Request = Look through the data and write out every line with the word "výdrž" in it.

Supplied information =
######

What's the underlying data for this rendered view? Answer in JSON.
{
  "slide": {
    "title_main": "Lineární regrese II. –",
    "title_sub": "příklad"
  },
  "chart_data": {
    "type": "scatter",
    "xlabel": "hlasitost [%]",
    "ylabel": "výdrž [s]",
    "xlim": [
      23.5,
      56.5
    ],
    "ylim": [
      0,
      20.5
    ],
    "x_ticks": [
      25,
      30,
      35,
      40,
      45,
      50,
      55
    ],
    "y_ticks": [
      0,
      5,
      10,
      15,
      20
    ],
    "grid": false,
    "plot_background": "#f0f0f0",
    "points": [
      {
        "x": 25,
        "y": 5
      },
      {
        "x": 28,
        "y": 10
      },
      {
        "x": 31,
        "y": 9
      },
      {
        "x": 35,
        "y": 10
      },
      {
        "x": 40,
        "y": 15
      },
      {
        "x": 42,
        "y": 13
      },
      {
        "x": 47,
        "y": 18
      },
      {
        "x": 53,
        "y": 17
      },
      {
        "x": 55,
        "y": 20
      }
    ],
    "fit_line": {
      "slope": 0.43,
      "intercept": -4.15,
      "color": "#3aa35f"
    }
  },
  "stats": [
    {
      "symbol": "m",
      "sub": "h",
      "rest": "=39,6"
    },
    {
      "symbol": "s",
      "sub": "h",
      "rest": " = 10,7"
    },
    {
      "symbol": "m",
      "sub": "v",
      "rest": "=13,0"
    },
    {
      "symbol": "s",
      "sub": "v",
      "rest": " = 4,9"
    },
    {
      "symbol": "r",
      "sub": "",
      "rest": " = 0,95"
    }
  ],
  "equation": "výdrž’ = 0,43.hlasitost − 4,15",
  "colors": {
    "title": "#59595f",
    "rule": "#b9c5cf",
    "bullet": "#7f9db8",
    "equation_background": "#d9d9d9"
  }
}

######

Task solution =
    "ylabel": "výdrž [s]",
  "equation": "výdrž’ = 0,43.hlasitost − 4,15",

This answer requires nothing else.